---- Provided data
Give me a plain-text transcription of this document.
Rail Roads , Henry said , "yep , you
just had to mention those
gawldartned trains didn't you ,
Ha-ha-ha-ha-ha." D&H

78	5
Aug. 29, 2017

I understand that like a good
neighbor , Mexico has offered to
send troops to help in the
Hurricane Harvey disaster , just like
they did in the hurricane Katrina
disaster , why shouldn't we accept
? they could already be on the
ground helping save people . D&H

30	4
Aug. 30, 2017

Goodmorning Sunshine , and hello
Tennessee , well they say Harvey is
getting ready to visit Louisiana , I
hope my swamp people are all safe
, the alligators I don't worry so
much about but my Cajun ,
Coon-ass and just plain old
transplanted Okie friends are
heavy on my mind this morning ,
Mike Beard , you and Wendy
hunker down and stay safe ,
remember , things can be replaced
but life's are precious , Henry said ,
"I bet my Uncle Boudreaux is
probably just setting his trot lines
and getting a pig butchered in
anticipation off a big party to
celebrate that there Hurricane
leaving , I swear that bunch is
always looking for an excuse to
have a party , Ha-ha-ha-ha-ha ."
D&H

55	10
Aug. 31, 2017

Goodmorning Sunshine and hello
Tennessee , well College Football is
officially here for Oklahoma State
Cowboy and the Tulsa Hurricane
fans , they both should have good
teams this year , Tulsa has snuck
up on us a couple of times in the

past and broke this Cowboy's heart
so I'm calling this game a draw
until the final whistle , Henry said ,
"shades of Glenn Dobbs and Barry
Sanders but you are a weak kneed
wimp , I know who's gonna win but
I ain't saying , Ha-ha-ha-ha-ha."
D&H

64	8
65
--------
What is expected >>
Copy all lines of the material above where the string "disaster" occurs.

Output >>
Hurricane Harvey disaster , just like
disaster , why shouldn't we accept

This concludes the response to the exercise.